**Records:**

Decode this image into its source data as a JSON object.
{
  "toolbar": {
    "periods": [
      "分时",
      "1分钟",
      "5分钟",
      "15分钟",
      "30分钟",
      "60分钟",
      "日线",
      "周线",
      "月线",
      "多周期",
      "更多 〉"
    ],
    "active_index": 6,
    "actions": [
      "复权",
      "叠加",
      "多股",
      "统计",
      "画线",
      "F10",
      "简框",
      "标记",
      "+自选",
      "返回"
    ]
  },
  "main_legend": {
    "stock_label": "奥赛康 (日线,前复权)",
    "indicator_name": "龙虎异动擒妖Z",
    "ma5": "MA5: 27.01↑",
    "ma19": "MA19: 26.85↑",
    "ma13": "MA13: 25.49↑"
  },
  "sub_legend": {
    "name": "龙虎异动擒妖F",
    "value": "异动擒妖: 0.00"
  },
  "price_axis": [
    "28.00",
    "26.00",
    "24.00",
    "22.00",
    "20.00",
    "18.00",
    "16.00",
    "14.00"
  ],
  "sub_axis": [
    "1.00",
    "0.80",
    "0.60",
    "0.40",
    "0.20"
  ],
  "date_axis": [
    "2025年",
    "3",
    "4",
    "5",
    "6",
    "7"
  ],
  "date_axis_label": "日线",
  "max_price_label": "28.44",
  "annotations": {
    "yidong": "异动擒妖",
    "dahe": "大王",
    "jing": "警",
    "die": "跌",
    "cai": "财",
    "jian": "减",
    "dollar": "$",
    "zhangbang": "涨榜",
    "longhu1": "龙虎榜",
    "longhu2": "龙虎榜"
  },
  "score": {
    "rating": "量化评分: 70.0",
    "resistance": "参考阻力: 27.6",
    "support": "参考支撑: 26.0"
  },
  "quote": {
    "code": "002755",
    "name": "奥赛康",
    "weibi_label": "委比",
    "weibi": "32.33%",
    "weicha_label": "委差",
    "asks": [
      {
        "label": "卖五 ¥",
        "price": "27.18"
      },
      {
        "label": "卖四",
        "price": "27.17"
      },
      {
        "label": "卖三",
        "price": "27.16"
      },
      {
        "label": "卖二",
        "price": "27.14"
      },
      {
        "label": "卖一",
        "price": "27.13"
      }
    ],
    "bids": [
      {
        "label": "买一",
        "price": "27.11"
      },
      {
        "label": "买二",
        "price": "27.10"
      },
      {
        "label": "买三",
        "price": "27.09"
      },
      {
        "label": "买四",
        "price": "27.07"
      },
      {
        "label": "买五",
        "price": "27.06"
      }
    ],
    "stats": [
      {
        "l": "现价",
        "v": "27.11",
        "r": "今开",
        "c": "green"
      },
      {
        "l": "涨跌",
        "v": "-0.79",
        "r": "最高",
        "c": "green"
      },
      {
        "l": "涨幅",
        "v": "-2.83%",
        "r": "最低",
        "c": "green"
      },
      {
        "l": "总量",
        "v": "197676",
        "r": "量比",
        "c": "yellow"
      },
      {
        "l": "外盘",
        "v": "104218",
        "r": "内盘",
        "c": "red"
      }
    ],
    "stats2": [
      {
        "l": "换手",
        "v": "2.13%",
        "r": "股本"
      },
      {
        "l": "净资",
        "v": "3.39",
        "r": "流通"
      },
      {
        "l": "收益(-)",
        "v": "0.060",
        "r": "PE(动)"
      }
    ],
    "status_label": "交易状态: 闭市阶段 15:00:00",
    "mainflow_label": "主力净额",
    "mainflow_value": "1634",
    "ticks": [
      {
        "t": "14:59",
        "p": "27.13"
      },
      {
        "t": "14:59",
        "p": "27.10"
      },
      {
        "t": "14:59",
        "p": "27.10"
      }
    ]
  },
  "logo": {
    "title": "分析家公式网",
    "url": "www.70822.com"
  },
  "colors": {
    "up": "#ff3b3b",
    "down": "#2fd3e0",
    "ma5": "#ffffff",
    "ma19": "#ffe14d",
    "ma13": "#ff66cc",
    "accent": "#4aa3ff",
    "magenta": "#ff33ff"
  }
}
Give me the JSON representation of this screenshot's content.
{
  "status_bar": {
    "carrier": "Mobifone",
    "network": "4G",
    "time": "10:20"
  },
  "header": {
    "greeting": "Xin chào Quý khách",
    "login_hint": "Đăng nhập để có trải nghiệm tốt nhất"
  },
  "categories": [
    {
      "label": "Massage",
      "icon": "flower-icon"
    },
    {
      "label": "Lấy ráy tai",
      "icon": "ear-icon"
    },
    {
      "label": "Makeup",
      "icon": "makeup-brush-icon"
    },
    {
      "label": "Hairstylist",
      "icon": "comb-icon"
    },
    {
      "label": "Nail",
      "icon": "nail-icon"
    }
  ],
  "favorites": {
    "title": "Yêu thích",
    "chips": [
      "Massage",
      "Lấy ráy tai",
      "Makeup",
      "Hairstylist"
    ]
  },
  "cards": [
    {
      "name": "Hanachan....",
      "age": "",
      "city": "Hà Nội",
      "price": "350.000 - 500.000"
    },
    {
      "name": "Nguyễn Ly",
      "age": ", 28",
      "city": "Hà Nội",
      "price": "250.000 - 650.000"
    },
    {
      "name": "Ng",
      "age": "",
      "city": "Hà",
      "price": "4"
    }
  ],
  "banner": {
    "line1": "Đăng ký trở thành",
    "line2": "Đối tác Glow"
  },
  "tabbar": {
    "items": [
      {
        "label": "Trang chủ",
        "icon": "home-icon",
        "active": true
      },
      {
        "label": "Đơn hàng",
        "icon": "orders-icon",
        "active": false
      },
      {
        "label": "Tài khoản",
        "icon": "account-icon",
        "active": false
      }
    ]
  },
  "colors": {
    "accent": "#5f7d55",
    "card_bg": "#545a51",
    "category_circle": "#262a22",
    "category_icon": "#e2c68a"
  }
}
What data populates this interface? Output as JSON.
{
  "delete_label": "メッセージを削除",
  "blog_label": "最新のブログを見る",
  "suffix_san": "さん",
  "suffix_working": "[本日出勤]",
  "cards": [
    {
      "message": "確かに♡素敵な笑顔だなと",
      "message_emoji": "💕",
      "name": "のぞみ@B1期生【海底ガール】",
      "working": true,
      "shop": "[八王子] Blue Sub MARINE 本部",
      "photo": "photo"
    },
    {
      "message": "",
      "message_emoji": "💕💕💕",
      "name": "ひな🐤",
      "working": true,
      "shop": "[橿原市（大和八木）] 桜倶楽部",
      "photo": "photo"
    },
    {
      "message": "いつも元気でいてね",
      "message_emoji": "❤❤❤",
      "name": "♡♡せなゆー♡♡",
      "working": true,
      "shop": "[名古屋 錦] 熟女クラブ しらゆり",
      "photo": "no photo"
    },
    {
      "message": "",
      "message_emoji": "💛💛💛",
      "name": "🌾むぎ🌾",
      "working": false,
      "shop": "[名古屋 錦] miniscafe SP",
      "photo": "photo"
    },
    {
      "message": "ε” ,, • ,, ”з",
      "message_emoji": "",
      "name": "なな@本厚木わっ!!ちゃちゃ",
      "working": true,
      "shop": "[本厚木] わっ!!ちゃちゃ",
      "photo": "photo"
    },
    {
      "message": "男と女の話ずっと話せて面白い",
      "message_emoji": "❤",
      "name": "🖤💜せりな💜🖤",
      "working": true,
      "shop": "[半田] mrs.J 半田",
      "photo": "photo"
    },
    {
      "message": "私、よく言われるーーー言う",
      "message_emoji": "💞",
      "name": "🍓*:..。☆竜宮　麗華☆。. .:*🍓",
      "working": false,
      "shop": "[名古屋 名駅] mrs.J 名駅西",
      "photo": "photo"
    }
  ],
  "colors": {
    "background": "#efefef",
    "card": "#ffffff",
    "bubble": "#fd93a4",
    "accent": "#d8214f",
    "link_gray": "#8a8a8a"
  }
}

**Directive:** Take the data above and return it exactly.

**Response below:**
Decode this image into its source data as a JSON object.
{
  "toolbar": {
    "periods": [
      "分时",
      "1分钟",
      "5分钟",
      "15分钟",
      "30分钟",
      "60分钟",
      "日线",
      "周线",
      "月线",
      "多周期",
      "更多 〉"
    ],
    "active_index": 6,
    "actions": [
      "复权",
      "叠加",
      "多股",
      "统计",
      "画线",
      "F10",
      "简框",
      "标记",
      "+自选",
      "返回"
    ]
  },
  "main_legend": {
    "stock_label": "奥赛康 (日线,前复权)",
    "indicator_name": "龙虎异动擒妖Z",
    "ma5": "MA5: 27.01↑",
    "ma19": "MA19: 26.85↑",
    "ma13": "MA13: 25.49↑"
  },
  "sub_legend": {
    "name": "龙虎异动擒妖F",
    "value": "异动擒妖: 0.00"
  },
  "price_axis": [
    "28.00",
    "26.00",
    "24.00",
    "22.00",
    "20.00",
    "18.00",
    "16.00",
    "14.00"
  ],
  "sub_axis": [
    "1.00",
    "0.80",
    "0.60",
    "0.40",
    "0.20"
  ],
  "date_axis": [
    "2025年",
    "3",
    "4",
    "5",
    "6",
    "7"
  ],
  "date_axis_label": "日线",
  "max_price_label": "28.44",
  "annotations": {
    "yidong": "异动擒妖",
    "dahe": "大王",
    "jing": "警",
    "die": "跌",
    "cai": "财",
    "jian": "减",
    "dollar": "$",
    "zhangbang": "涨榜",
    "longhu1": "龙虎榜",
    "longhu2": "龙虎榜"
  },
  "score": {
    "rating": "量化评分: 70.0",
    "resistance": "参考阻力: 27.6",
    "support": "参考支撑: 26.0"
  },
  "quote": {
    "code": "002755",
    "name": "奥赛康",
    "weibi_label": "委比",
    "weibi": "32.33%",
    "weicha_label": "委差",
    "asks": [
      {
        "label": "卖五 ¥",
        "price": "27.18"
      },
      {
        "label": "卖四",
        "price": "27.17"
      },
      {
        "label": "卖三",
        "price": "27.16"
      },
      {
        "label": "卖二",
        "price": "27.14"
      },
      {
        "label": "卖一",
        "price": "27.13"
      }
    ],
    "bids": [
      {
        "label": "买一",
        "price": "27.11"
      },
      {
        "label": "买二",
        "price": "27.10"
      },
      {
        "label": "买三",
        "price": "27.09"
      },
      {
        "label": "买四",
        "price": "27.07"
      },
      {
        "label": "买五",
        "price": "27.06"
      }
    ],
    "stats": [
      {
        "l": "现价",
        "v": "27.11",
        "r": "今开",
        "c": "green"
      },
      {
        "l": "涨跌",
        "v": "-0.79",
        "r": "最高",
        "c": "green"
      },
      {
        "l": "涨幅",
        "v": "-2.83%",
        "r": "最低",
        "c": "green"
      },
      {
        "l": "总量",
        "v": "197676",
        "r": "量比",
        "c": "yellow"
      },
      {
        "l": "外盘",
        "v": "104218",
        "r": "内盘",
        "c": "red"
      }
    ],
    "stats2": [
      {
        "l": "换手",
        "v": "2.13%",
        "r": "股本"
      },
      {
        "l": "净资",
        "v": "3.39",
        "r": "流通"
      },
      {
        "l": "收益(-)",
        "v": "0.060",
        "r": "PE(动)"
      }
    ],
    "status_label": "交易状态: 闭市阶段 15:00:00",
    "mainflow_label": "主力净额",
    "mainflow_value": "1634",
    "ticks": [
      {
        "t": "14:59",
        "p": "27.13"
      },
      {
        "t": "14:59",
        "p": "27.10"
      },
      {
        "t": "14:59",
        "p": "27.10"
      }
    ]
  },
  "logo": {
    "title": "分析家公式网",
    "url": "www.70822.com"
  },
  "colors": {
    "up": "#ff3b3b",
    "down": "#2fd3e0",
    "ma5": "#ffffff",
    "ma19": "#ffe14d",
    "ma13": "#ff66cc",
    "accent": "#4aa3ff",
    "magenta": "#ff33ff"
  }
}
Give me the JSON representation of this screenshot's content.
{
  "status_bar": {
    "carrier": "Mobifone",
    "network": "4G",
    "time": "10:20"
  },
  "header": {
    "greeting": "Xin chào Quý khách",
    "login_hint": "Đăng nhập để có trải nghiệm tốt nhất"
  },
  "categories": [
    {
      "label": "Massage",
      "icon": "flower-icon"
    },
    {
      "label": "Lấy ráy tai",
      "icon": "ear-icon"
    },
    {
      "label": "Makeup",
      "icon": "makeup-brush-icon"
    },
    {
      "label": "Hairstylist",
      "icon": "comb-icon"
    },
    {
      "label": "Nail",
      "icon": "nail-icon"
    }
  ],
  "favorites": {
    "title": "Yêu thích",
    "chips": [
      "Massage",
      "Lấy ráy tai",
      "Makeup",
      "Hairstylist"
    ]
  },
  "cards": [
    {
      "name": "Hanachan....",
      "age": "",
      "city": "Hà Nội",
      "price": "350.000 - 500.000"
    },
    {
      "name": "Nguyễn Ly",
      "age": ", 28",
      "city": "Hà Nội",
      "price": "250.000 - 650.000"
    },
    {
      "name": "Ng",
      "age": "",
      "city": "Hà",
      "price": "4"
    }
  ],
  "banner": {
    "line1": "Đăng ký trở thành",
    "line2": "Đối tác Glow"
  },
  "tabbar": {
    "items": [
      {
        "label": "Trang chủ",
        "icon": "home-icon",
        "active": true
      },
      {
        "label": "Đơn hàng",
        "icon": "orders-icon",
        "active": false
      },
      {
        "label": "Tài khoản",
        "icon": "account-icon",
        "active": false
      }
    ]
  },
  "colors": {
    "accent": "#5f7d55",
    "card_bg": "#545a51",
    "category_circle": "#262a22",
    "category_icon": "#e2c68a"
  }
}
What data populates this interface? Output as JSON.
{
  "delete_label": "メッセージを削除",
  "blog_label": "最新のブログを見る",
  "suffix_san": "さん",
  "suffix_working": "[本日出勤]",
  "cards": [
    {
      "message": "確かに♡素敵な笑顔だなと",
      "message_emoji": "💕",
      "name": "のぞみ@B1期生【海底ガール】",
      "working": true,
      "shop": "[八王子] Blue Sub MARINE 本部",
      "photo": "photo"
    },
    {
      "message": "",
      "message_emoji": "💕💕💕",
      "name": "ひな🐤",
      "working": true,
      "shop": "[橿原市（大和八木）] 桜倶楽部",
      "photo": "photo"
    },
    {
      "message": "いつも元気でいてね",
      "message_emoji": "❤❤❤",
      "name": "♡♡せなゆー♡♡",
      "working": true,
      "shop": "[名古屋 錦] 熟女クラブ しらゆり",
      "photo": "no photo"
    },
    {
      "message": "",
      "message_emoji": "💛💛💛",
      "name": "🌾むぎ🌾",
      "working": false,
      "shop": "[名古屋 錦] miniscafe SP",
      "photo": "photo"
    },
    {
      "message": "ε” ,, • ,, ”з",
      "message_emoji": "",
      "name": "なな@本厚木わっ!!ちゃちゃ",
      "working": true,
      "shop": "[本厚木] わっ!!ちゃちゃ",
      "photo": "photo"
    },
    {
      "message": "男と女の話ずっと話せて面白い",
      "message_emoji": "❤",
      "name": "🖤💜せりな💜🖤",
      "working": true,
      "shop": "[半田] mrs.J 半田",
      "photo": "photo"
    },
    {
      "message": "私、よく言われるーーー言う",
      "message_emoji": "💞",
      "name": "🍓*:..。☆竜宮　麗華☆。. .:*🍓",
      "working": false,
      "shop": "[名古屋 名駅] mrs.J 名駅西",
      "photo": "photo"
    }
  ],
  "colors": {
    "background": "#efefef",
    "card": "#ffffff",
    "bubble": "#fd93a4",
    "accent": "#d8214f",
    "link_gray": "#8a8a8a"
  }
}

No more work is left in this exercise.